*Task goal*: Below are the records. Gather each line that holds "ylabel".

(Figure content listings)
---

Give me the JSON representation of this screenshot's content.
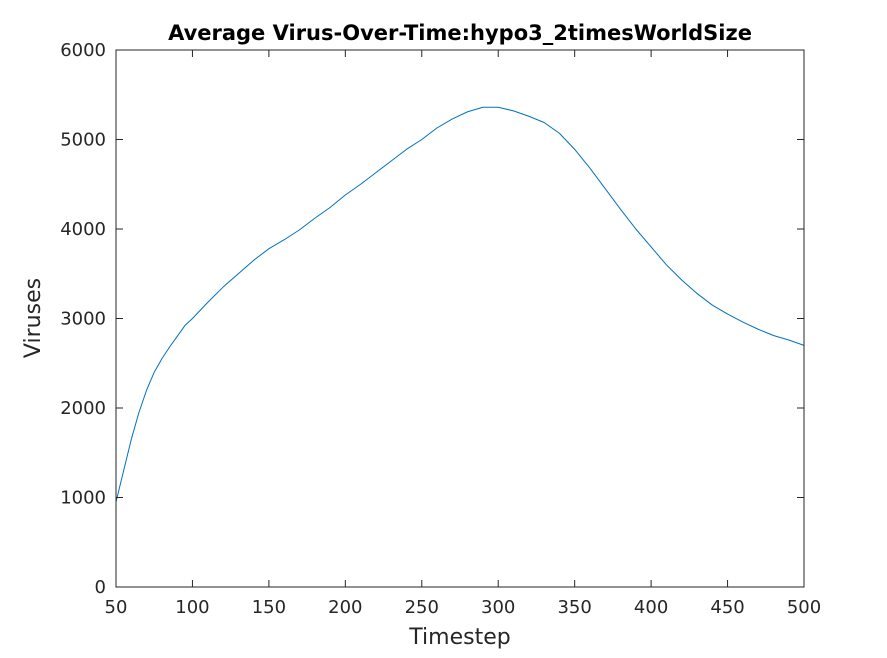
{
  "chart_data": {
    "type": "line",
    "title": "Average Virus-Over-Time:hypo3_2timesWorldSize",
    "xlabel": "Timestep",
    "ylabel": "Viruses",
    "xlim": [
      50,
      500
    ],
    "ylim": [
      0,
      6000
    ],
    "xticks": [
      "50",
      "100",
      "150",
      "200",
      "250",
      "300",
      "350",
      "400",
      "450",
      "500"
    ],
    "yticks": [
      "0",
      "1000",
      "2000",
      "3000",
      "4000",
      "5000",
      "6000"
    ],
    "grid": false,
    "legend": "none",
    "series": [
      {
        "color": "#0072bd",
        "x": [
          50,
          55,
          60,
          65,
          70,
          75,
          80,
          85,
          90,
          95,
          100,
          110,
          120,
          130,
          140,
          150,
          160,
          170,
          180,
          190,
          200,
          210,
          220,
          230,
          240,
          250,
          260,
          270,
          280,
          290,
          300,
          310,
          320,
          330,
          340,
          350,
          360,
          370,
          380,
          390,
          400,
          410,
          420,
          430,
          440,
          450,
          460,
          470,
          480,
          490,
          500
        ],
        "y": [
          950,
          1300,
          1650,
          1950,
          2200,
          2400,
          2550,
          2680,
          2800,
          2920,
          3000,
          3180,
          3350,
          3500,
          3650,
          3780,
          3880,
          3990,
          4120,
          4240,
          4380,
          4500,
          4630,
          4760,
          4890,
          5000,
          5130,
          5230,
          5310,
          5360,
          5360,
          5320,
          5260,
          5190,
          5070,
          4890,
          4680,
          4450,
          4220,
          4000,
          3800,
          3600,
          3430,
          3280,
          3150,
          3050,
          2960,
          2880,
          2810,
          2760,
          2700
        ]
      }
    ]
  }
}
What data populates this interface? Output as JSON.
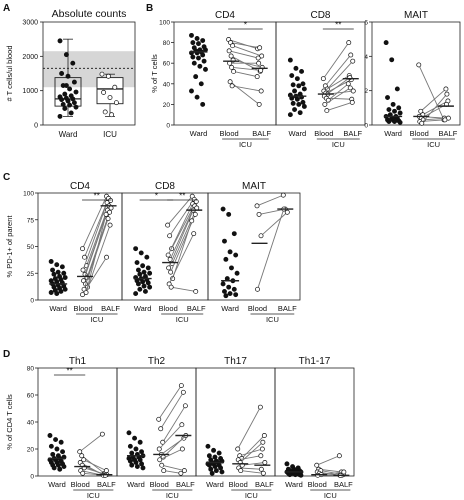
{
  "panel_letters": [
    "A",
    "B",
    "C",
    "D"
  ],
  "chart_data": [
    {
      "panel": "A",
      "type": "box-scatter",
      "title": "Absolute counts",
      "ylabel": "# T cells/ul blood",
      "ylim": [
        0,
        3000
      ],
      "yticks": [
        0,
        1000,
        2000,
        3000
      ],
      "reference_band": [
        1100,
        2150
      ],
      "reference_line": 1650,
      "categories": [
        "Ward",
        "ICU"
      ],
      "groups": [
        {
          "name": "Ward",
          "fill": "#555555",
          "box": {
            "min": 250,
            "q1": 550,
            "median": 760,
            "q3": 1380,
            "max": 2500
          },
          "values": [
            2450,
            2050,
            1800,
            1500,
            1420,
            1250,
            1150,
            1050,
            960,
            900,
            850,
            820,
            780,
            760,
            740,
            700,
            650,
            600,
            580,
            520,
            480,
            350,
            250,
            1150
          ]
        },
        {
          "name": "ICU",
          "fill": "#ffffff",
          "box": {
            "min": 250,
            "q1": 620,
            "median": 1050,
            "q3": 1380,
            "max": 1480
          },
          "values": [
            1480,
            1420,
            1100,
            950,
            800,
            650,
            380,
            300
          ]
        }
      ]
    },
    {
      "panel": "B",
      "type": "paired-dot",
      "ylabel": "% of T cells",
      "group_label": "ICU",
      "x_labels": [
        "Ward",
        "Blood",
        "BALF"
      ],
      "subpanels": [
        {
          "title": "CD4",
          "ylim": [
            0,
            100
          ],
          "yticks": [
            0,
            20,
            40,
            60,
            80,
            100
          ],
          "ward": [
            87,
            84,
            82,
            80,
            79,
            76,
            75,
            73,
            73,
            72,
            71,
            70,
            70,
            68,
            66,
            65,
            62,
            60,
            57,
            54,
            47,
            40,
            33,
            27,
            20
          ],
          "ward_median": 71,
          "pairs": [
            [
              83,
              74
            ],
            [
              80,
              75
            ],
            [
              77,
              67
            ],
            [
              72,
              65
            ],
            [
              67,
              52
            ],
            [
              63,
              56
            ],
            [
              60,
              60
            ],
            [
              56,
              53
            ],
            [
              52,
              47
            ],
            [
              42,
              20
            ],
            [
              38,
              33
            ]
          ],
          "blood_median": 62,
          "balf_median": 55,
          "sig": [
            {
              "from": "Blood",
              "to": "BALF",
              "label": "*"
            }
          ]
        },
        {
          "title": "CD8",
          "ylim": [
            0,
            100
          ],
          "yticks": [
            0,
            20,
            40,
            60,
            80,
            100
          ],
          "ward": [
            63,
            55,
            52,
            48,
            45,
            40,
            39,
            38,
            35,
            33,
            30,
            29,
            28,
            27,
            26,
            25,
            22,
            21,
            20,
            18,
            15,
            12,
            10
          ],
          "ward_median": 28,
          "pairs": [
            [
              45,
              80
            ],
            [
              38,
              68
            ],
            [
              35,
              62
            ],
            [
              33,
              48
            ],
            [
              31,
              44
            ],
            [
              30,
              33
            ],
            [
              28,
              46
            ],
            [
              26,
              25
            ],
            [
              24,
              40
            ],
            [
              20,
              36
            ],
            [
              14,
              22
            ]
          ],
          "blood_median": 30,
          "balf_median": 45,
          "sig": [
            {
              "from": "Blood",
              "to": "BALF",
              "label": "**"
            }
          ]
        },
        {
          "title": "MAIT",
          "ylim": [
            0,
            6
          ],
          "yticks": [
            0,
            2,
            4,
            6
          ],
          "ward": [
            4.8,
            3.8,
            2.1,
            1.6,
            1.2,
            1.0,
            0.9,
            0.8,
            0.7,
            0.6,
            0.5,
            0.5,
            0.4,
            0.4,
            0.3,
            0.3,
            0.25,
            0.2,
            0.2,
            0.15
          ],
          "ward_median": 0.5,
          "pairs": [
            [
              3.5,
              0.3
            ],
            [
              0.8,
              2.1
            ],
            [
              0.6,
              1.4
            ],
            [
              0.5,
              0.4
            ],
            [
              0.4,
              1.2
            ],
            [
              0.3,
              0.4
            ],
            [
              0.2,
              0.3
            ],
            [
              0.1,
              1.8
            ]
          ],
          "blood_median": 0.5,
          "balf_median": 1.1,
          "sig": []
        }
      ]
    },
    {
      "panel": "C",
      "type": "paired-dot",
      "ylabel": "% PD-1+ of parent",
      "group_label": "ICU",
      "x_labels": [
        "Ward",
        "Blood",
        "BALF"
      ],
      "subpanels": [
        {
          "title": "CD4",
          "ylim": [
            0,
            100
          ],
          "yticks": [
            0,
            25,
            50,
            75,
            100
          ],
          "ward": [
            36,
            33,
            31,
            28,
            26,
            25,
            24,
            22,
            21,
            20,
            19,
            18,
            17,
            16,
            15,
            14,
            13,
            12,
            11,
            10,
            9,
            8,
            7,
            6
          ],
          "ward_median": 15,
          "pairs": [
            [
              48,
              97
            ],
            [
              40,
              95
            ],
            [
              32,
              93
            ],
            [
              28,
              91
            ],
            [
              24,
              88
            ],
            [
              21,
              86
            ],
            [
              18,
              84
            ],
            [
              15,
              82
            ],
            [
              12,
              80
            ],
            [
              10,
              76
            ],
            [
              7,
              70
            ],
            [
              5,
              40
            ]
          ],
          "blood_median": 22,
          "balf_median": 88,
          "sig": [
            {
              "from": "Blood",
              "to": "BALF",
              "label": "**"
            }
          ]
        },
        {
          "title": "CD8",
          "ylim": [
            0,
            100
          ],
          "yticks": [
            0,
            25,
            50,
            75,
            100
          ],
          "ward": [
            48,
            44,
            40,
            35,
            32,
            30,
            28,
            26,
            25,
            24,
            22,
            21,
            20,
            19,
            18,
            17,
            16,
            15,
            13,
            12,
            10,
            8,
            6
          ],
          "ward_median": 20,
          "pairs": [
            [
              70,
              97
            ],
            [
              60,
              94
            ],
            [
              48,
              92
            ],
            [
              42,
              90
            ],
            [
              38,
              88
            ],
            [
              34,
              86
            ],
            [
              30,
              84
            ],
            [
              26,
              80
            ],
            [
              20,
              74
            ],
            [
              15,
              62
            ],
            [
              12,
              8
            ]
          ],
          "blood_median": 35,
          "balf_median": 84,
          "sig": [
            {
              "from": "Ward",
              "to": "Blood",
              "label": "*"
            },
            {
              "from": "Blood",
              "to": "BALF",
              "label": "**"
            }
          ]
        },
        {
          "title": "MAIT",
          "ylim": [
            0,
            100
          ],
          "yticks": [
            0,
            25,
            50,
            75,
            100
          ],
          "ward": [
            85,
            80,
            62,
            55,
            45,
            42,
            38,
            30,
            25,
            20,
            18,
            15,
            12,
            10,
            8,
            6,
            5,
            4
          ],
          "ward_median": 18,
          "pairs": [
            [
              88,
              98
            ],
            [
              80,
              85
            ],
            [
              60,
              82
            ],
            [
              10,
              85
            ]
          ],
          "blood_median": 53,
          "balf_median": 85,
          "sig": []
        }
      ]
    },
    {
      "panel": "D",
      "type": "paired-dot",
      "ylabel": "% of CD4 T cells",
      "group_label": "ICU",
      "x_labels": [
        "Ward",
        "Blood",
        "BALF"
      ],
      "subpanels": [
        {
          "title": "Th1",
          "ylim": [
            0,
            80
          ],
          "yticks": [
            0,
            20,
            40,
            60,
            80
          ],
          "ward": [
            30,
            27,
            25,
            22,
            20,
            18,
            16,
            15,
            14,
            13,
            13,
            12,
            12,
            11,
            10,
            10,
            9,
            8,
            8,
            7,
            6,
            5
          ],
          "ward_median": 13,
          "pairs": [
            [
              18,
              31
            ],
            [
              15,
              2
            ],
            [
              12,
              4
            ],
            [
              10,
              1
            ],
            [
              8,
              0.5
            ],
            [
              6,
              1
            ],
            [
              4,
              0.5
            ],
            [
              2,
              0.5
            ]
          ],
          "blood_median": 7,
          "balf_median": 1,
          "sig": [
            {
              "from": "Ward",
              "to": "Blood",
              "label": "**"
            }
          ]
        },
        {
          "title": "Th2",
          "ylim": [
            0,
            80
          ],
          "yticks": [
            0,
            20,
            40,
            60,
            80
          ],
          "ward": [
            32,
            28,
            25,
            22,
            20,
            18,
            17,
            16,
            15,
            14,
            14,
            13,
            12,
            12,
            11,
            10,
            9,
            8,
            7,
            6
          ],
          "ward_median": 15,
          "pairs": [
            [
              42,
              67
            ],
            [
              35,
              62
            ],
            [
              25,
              52
            ],
            [
              20,
              38
            ],
            [
              16,
              28
            ],
            [
              14,
              30
            ],
            [
              12,
              20
            ],
            [
              8,
              4
            ],
            [
              4,
              2
            ]
          ],
          "blood_median": 16,
          "balf_median": 30,
          "sig": []
        },
        {
          "title": "Th17",
          "ylim": [
            0,
            80
          ],
          "yticks": [
            0,
            20,
            40,
            60,
            80
          ],
          "ward": [
            22,
            19,
            17,
            15,
            14,
            13,
            12,
            11,
            11,
            10,
            10,
            9,
            9,
            8,
            8,
            7,
            6,
            5,
            4,
            3,
            2
          ],
          "ward_median": 10,
          "pairs": [
            [
              20,
              51
            ],
            [
              15,
              20
            ],
            [
              13,
              30
            ],
            [
              12,
              15
            ],
            [
              10,
              25
            ],
            [
              8,
              10
            ],
            [
              6,
              5
            ],
            [
              4,
              2
            ]
          ],
          "blood_median": 9,
          "balf_median": 8,
          "sig": []
        },
        {
          "title": "Th1-17",
          "ylim": [
            0,
            80
          ],
          "yticks": [
            0,
            20,
            40,
            60,
            80
          ],
          "ward": [
            9,
            7,
            6,
            5,
            5,
            4,
            4,
            4,
            3,
            3,
            3,
            3,
            2,
            2,
            2,
            2,
            1,
            1,
            1,
            0.5
          ],
          "ward_median": 3,
          "pairs": [
            [
              8,
              15
            ],
            [
              5,
              3
            ],
            [
              4,
              1
            ],
            [
              3,
              0.5
            ],
            [
              2,
              0.5
            ],
            [
              1,
              3
            ],
            [
              0.5,
              0.5
            ]
          ],
          "blood_median": 1,
          "balf_median": 0.5,
          "sig": []
        }
      ]
    }
  ]
}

---

*Answer space*:
    "ylabel": "Viruses",
      "ylabel": "# T cells/ul blood",
      "ylabel": "% of T cells",
      "ylabel": "% PD-1+ of parent",
      "ylabel": "% of CD4 T cells",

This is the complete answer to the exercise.